▶ _INSTRUCTIONS TO FOLLOW_
Copy out the listing below line for line, without changing anything.

▶ _MATERIAL SUPPLIED_
──────────────────────────────

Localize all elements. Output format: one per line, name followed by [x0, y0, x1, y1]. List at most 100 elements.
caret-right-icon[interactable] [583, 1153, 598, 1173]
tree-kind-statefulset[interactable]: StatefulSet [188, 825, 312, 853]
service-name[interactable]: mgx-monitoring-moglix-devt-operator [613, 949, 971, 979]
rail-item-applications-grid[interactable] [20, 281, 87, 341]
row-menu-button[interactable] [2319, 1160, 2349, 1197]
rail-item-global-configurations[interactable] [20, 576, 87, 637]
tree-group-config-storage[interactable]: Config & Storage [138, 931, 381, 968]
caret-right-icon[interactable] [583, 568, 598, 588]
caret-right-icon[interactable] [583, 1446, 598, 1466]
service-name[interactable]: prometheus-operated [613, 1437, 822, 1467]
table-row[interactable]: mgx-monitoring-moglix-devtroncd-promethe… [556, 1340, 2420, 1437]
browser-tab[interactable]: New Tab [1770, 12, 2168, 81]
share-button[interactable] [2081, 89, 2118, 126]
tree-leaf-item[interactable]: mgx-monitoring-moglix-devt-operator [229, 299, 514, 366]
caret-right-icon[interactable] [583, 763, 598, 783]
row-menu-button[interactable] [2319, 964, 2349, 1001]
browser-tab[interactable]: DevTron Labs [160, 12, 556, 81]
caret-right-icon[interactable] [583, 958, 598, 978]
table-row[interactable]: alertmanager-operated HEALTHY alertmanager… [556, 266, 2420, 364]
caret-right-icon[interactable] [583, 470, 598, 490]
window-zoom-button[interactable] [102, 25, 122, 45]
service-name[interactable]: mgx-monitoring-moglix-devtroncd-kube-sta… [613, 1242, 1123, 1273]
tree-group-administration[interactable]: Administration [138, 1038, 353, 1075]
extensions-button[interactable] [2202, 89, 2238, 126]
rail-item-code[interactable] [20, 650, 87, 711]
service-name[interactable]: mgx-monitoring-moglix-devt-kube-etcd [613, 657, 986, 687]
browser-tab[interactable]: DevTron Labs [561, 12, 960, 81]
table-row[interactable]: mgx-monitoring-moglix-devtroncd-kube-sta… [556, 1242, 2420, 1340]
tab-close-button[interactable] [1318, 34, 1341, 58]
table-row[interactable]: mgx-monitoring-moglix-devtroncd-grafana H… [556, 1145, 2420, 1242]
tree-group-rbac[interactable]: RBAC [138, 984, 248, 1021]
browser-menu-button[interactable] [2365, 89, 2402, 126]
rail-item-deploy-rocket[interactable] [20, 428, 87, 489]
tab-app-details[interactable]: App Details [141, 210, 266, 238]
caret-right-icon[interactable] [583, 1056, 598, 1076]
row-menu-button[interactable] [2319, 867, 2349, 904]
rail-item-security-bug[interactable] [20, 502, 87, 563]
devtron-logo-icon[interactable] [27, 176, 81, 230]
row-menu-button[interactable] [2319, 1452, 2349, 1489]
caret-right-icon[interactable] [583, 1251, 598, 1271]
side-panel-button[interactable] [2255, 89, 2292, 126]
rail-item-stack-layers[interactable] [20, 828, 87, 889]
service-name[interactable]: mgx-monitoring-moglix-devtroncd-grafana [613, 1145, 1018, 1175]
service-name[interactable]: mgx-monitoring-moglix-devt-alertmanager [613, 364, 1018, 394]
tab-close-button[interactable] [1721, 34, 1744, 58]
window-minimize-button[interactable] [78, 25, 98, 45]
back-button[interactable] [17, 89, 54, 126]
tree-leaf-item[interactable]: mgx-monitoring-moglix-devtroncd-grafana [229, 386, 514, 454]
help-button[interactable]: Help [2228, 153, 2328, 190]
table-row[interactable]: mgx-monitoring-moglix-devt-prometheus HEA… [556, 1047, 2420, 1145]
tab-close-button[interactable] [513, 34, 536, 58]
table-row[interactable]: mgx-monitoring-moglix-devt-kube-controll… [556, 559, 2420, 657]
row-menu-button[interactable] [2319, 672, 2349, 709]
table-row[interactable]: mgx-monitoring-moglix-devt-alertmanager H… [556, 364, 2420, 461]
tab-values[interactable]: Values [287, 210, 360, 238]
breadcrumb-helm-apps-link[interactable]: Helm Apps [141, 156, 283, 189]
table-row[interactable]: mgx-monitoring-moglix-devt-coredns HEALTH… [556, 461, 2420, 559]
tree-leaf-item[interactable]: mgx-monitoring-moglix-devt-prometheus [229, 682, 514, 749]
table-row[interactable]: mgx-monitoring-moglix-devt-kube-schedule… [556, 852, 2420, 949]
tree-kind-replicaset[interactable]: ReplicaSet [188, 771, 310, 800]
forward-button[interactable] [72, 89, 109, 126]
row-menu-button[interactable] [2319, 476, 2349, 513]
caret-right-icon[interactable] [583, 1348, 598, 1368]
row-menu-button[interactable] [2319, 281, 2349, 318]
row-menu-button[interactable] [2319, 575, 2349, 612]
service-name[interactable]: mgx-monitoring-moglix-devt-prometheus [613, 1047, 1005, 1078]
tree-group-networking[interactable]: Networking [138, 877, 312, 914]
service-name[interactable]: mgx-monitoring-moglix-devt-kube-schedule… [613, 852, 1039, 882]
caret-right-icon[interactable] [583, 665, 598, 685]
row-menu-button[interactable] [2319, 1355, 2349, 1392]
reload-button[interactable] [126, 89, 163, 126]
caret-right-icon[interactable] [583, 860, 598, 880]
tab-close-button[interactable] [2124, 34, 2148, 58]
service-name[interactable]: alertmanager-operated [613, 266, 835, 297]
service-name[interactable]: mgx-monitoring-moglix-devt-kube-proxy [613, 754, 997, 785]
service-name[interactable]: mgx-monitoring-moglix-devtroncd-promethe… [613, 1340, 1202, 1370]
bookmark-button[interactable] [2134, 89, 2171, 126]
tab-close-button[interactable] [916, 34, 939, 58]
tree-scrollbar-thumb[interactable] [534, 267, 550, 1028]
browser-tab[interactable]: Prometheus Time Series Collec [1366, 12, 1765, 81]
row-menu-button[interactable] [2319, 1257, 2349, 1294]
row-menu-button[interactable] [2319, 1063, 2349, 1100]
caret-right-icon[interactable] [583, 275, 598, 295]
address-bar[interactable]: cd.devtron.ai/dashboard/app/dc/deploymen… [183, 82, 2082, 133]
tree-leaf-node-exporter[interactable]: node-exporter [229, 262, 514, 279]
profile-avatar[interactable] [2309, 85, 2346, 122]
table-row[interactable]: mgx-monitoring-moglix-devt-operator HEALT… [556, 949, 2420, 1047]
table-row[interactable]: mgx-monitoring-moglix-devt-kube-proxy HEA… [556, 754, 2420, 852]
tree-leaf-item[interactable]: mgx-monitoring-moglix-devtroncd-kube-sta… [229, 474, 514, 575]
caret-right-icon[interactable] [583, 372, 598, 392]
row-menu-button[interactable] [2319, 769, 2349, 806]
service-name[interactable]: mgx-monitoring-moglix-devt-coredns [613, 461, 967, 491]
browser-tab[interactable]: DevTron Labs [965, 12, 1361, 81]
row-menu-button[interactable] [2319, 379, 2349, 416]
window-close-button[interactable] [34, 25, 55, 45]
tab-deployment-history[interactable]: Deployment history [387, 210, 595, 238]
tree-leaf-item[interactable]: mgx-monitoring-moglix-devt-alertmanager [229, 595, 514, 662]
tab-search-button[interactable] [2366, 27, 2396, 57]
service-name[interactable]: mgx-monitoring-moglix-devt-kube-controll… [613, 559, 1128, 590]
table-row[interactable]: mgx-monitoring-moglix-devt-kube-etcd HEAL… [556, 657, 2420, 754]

──────────────────────────────

▶ _FINAL RESULT_
Localize all elements. Output format: one per line, name followed by [x0, y0, x1, y1]. List at most 100 elements.
caret-right-icon[interactable] [583, 1153, 598, 1173]
tree-kind-statefulset[interactable]: StatefulSet [188, 825, 312, 853]
service-name[interactable]: mgx-monitoring-moglix-devt-operator [613, 949, 971, 979]
rail-item-applications-grid[interactable] [20, 281, 87, 341]
row-menu-button[interactable] [2319, 1160, 2349, 1197]
rail-item-global-configurations[interactable] [20, 576, 87, 637]
tree-group-config-storage[interactable]: Config & Storage [138, 931, 381, 968]
caret-right-icon[interactable] [583, 568, 598, 588]
caret-right-icon[interactable] [583, 1446, 598, 1466]
service-name[interactable]: prometheus-operated [613, 1437, 822, 1467]
table-row[interactable]: mgx-monitoring-moglix-devtroncd-promethe… [556, 1340, 2420, 1437]
browser-tab[interactable]: New Tab [1770, 12, 2168, 81]
share-button[interactable] [2081, 89, 2118, 126]
tree-leaf-item[interactable]: mgx-monitoring-moglix-devt-operator [229, 299, 514, 366]
caret-right-icon[interactable] [583, 763, 598, 783]
row-menu-button[interactable] [2319, 964, 2349, 1001]
browser-tab[interactable]: DevTron Labs [160, 12, 556, 81]
caret-right-icon[interactable] [583, 958, 598, 978]
table-row[interactable]: alertmanager-operated HEALTHY alertmanager… [556, 266, 2420, 364]
caret-right-icon[interactable] [583, 470, 598, 490]
window-zoom-button[interactable] [102, 25, 122, 45]
service-name[interactable]: mgx-monitoring-moglix-devtroncd-kube-sta… [613, 1242, 1123, 1273]
tree-group-administration[interactable]: Administration [138, 1038, 353, 1075]
extensions-button[interactable] [2202, 89, 2238, 126]
rail-item-code[interactable] [20, 650, 87, 711]
service-name[interactable]: mgx-monitoring-moglix-devt-kube-etcd [613, 657, 986, 687]
browser-tab[interactable]: DevTron Labs [561, 12, 960, 81]
table-row[interactable]: mgx-monitoring-moglix-devtroncd-kube-sta… [556, 1242, 2420, 1340]
tab-close-button[interactable] [1318, 34, 1341, 58]
table-row[interactable]: mgx-monitoring-moglix-devtroncd-grafana H… [556, 1145, 2420, 1242]
tree-group-rbac[interactable]: RBAC [138, 984, 248, 1021]
browser-menu-button[interactable] [2365, 89, 2402, 126]
rail-item-deploy-rocket[interactable] [20, 428, 87, 489]
tab-app-details[interactable]: App Details [141, 210, 266, 238]
caret-right-icon[interactable] [583, 1056, 598, 1076]
row-menu-button[interactable] [2319, 867, 2349, 904]
rail-item-security-bug[interactable] [20, 502, 87, 563]
devtron-logo-icon[interactable] [27, 176, 81, 230]
row-menu-button[interactable] [2319, 1452, 2349, 1489]
caret-right-icon[interactable] [583, 1251, 598, 1271]
side-panel-button[interactable] [2255, 89, 2292, 126]
rail-item-stack-layers[interactable] [20, 828, 87, 889]
service-name[interactable]: mgx-monitoring-moglix-devtroncd-grafana [613, 1145, 1018, 1175]
service-name[interactable]: mgx-monitoring-moglix-devt-alertmanager [613, 364, 1018, 394]
tab-close-button[interactable] [1721, 34, 1744, 58]
window-minimize-button[interactable] [78, 25, 98, 45]
back-button[interactable] [17, 89, 54, 126]
tree-leaf-item[interactable]: mgx-monitoring-moglix-devtroncd-grafana [229, 386, 514, 454]
help-button[interactable]: Help [2228, 153, 2328, 190]
table-row[interactable]: mgx-monitoring-moglix-devt-prometheus HEA… [556, 1047, 2420, 1145]
tab-close-button[interactable] [513, 34, 536, 58]
table-row[interactable]: mgx-monitoring-moglix-devt-kube-controll… [556, 559, 2420, 657]
row-menu-button[interactable] [2319, 672, 2349, 709]
table-row[interactable]: mgx-monitoring-moglix-devt-alertmanager H… [556, 364, 2420, 461]
tab-values[interactable]: Values [287, 210, 360, 238]
breadcrumb-helm-apps-link[interactable]: Helm Apps [141, 156, 283, 189]
table-row[interactable]: mgx-monitoring-moglix-devt-coredns HEALTH… [556, 461, 2420, 559]
tree-leaf-item[interactable]: mgx-monitoring-moglix-devt-prometheus [229, 682, 514, 749]
table-row[interactable]: mgx-monitoring-moglix-devt-kube-schedule… [556, 852, 2420, 949]
tree-kind-replicaset[interactable]: ReplicaSet [188, 771, 310, 800]
forward-button[interactable] [72, 89, 109, 126]
row-menu-button[interactable] [2319, 476, 2349, 513]
caret-right-icon[interactable] [583, 1348, 598, 1368]
row-menu-button[interactable] [2319, 281, 2349, 318]
row-menu-button[interactable] [2319, 575, 2349, 612]
service-name[interactable]: mgx-monitoring-moglix-devt-prometheus [613, 1047, 1005, 1078]
tree-group-networking[interactable]: Networking [138, 877, 312, 914]
service-name[interactable]: mgx-monitoring-moglix-devt-kube-schedule… [613, 852, 1039, 882]
caret-right-icon[interactable] [583, 665, 598, 685]
row-menu-button[interactable] [2319, 1355, 2349, 1392]
reload-button[interactable] [126, 89, 163, 126]
caret-right-icon[interactable] [583, 860, 598, 880]
tab-close-button[interactable] [2124, 34, 2148, 58]
service-name[interactable]: alertmanager-operated [613, 266, 835, 297]
service-name[interactable]: mgx-monitoring-moglix-devt-kube-proxy [613, 754, 997, 785]
service-name[interactable]: mgx-monitoring-moglix-devtroncd-promethe… [613, 1340, 1202, 1370]
bookmark-button[interactable] [2134, 89, 2171, 126]
tab-close-button[interactable] [916, 34, 939, 58]
tree-scrollbar-thumb[interactable] [534, 267, 550, 1028]
browser-tab[interactable]: Prometheus Time Series Collec [1366, 12, 1765, 81]
row-menu-button[interactable] [2319, 1257, 2349, 1294]
row-menu-button[interactable] [2319, 1063, 2349, 1100]
caret-right-icon[interactable] [583, 275, 598, 295]
address-bar[interactable]: cd.devtron.ai/dashboard/app/dc/deploymen… [183, 82, 2082, 133]
tree-leaf-node-exporter[interactable]: node-exporter [229, 262, 514, 279]
profile-avatar[interactable] [2309, 85, 2346, 122]
table-row[interactable]: mgx-monitoring-moglix-devt-operator HEALT… [556, 949, 2420, 1047]
table-row[interactable]: mgx-monitoring-moglix-devt-kube-proxy HEA… [556, 754, 2420, 852]
tree-leaf-item[interactable]: mgx-monitoring-moglix-devtroncd-kube-sta… [229, 474, 514, 575]
caret-right-icon[interactable] [583, 372, 598, 392]
row-menu-button[interactable] [2319, 769, 2349, 806]
service-name[interactable]: mgx-monitoring-moglix-devt-coredns [613, 461, 967, 491]
browser-tab[interactable]: DevTron Labs [965, 12, 1361, 81]
row-menu-button[interactable] [2319, 379, 2349, 416]
window-close-button[interactable] [34, 25, 55, 45]
tab-deployment-history[interactable]: Deployment history [387, 210, 595, 238]
tree-leaf-item[interactable]: mgx-monitoring-moglix-devt-alertmanager [229, 595, 514, 662]
tab-search-button[interactable] [2366, 27, 2396, 57]
service-name[interactable]: mgx-monitoring-moglix-devt-kube-controll… [613, 559, 1128, 590]
table-row[interactable]: mgx-monitoring-moglix-devt-kube-etcd HEAL… [556, 657, 2420, 754]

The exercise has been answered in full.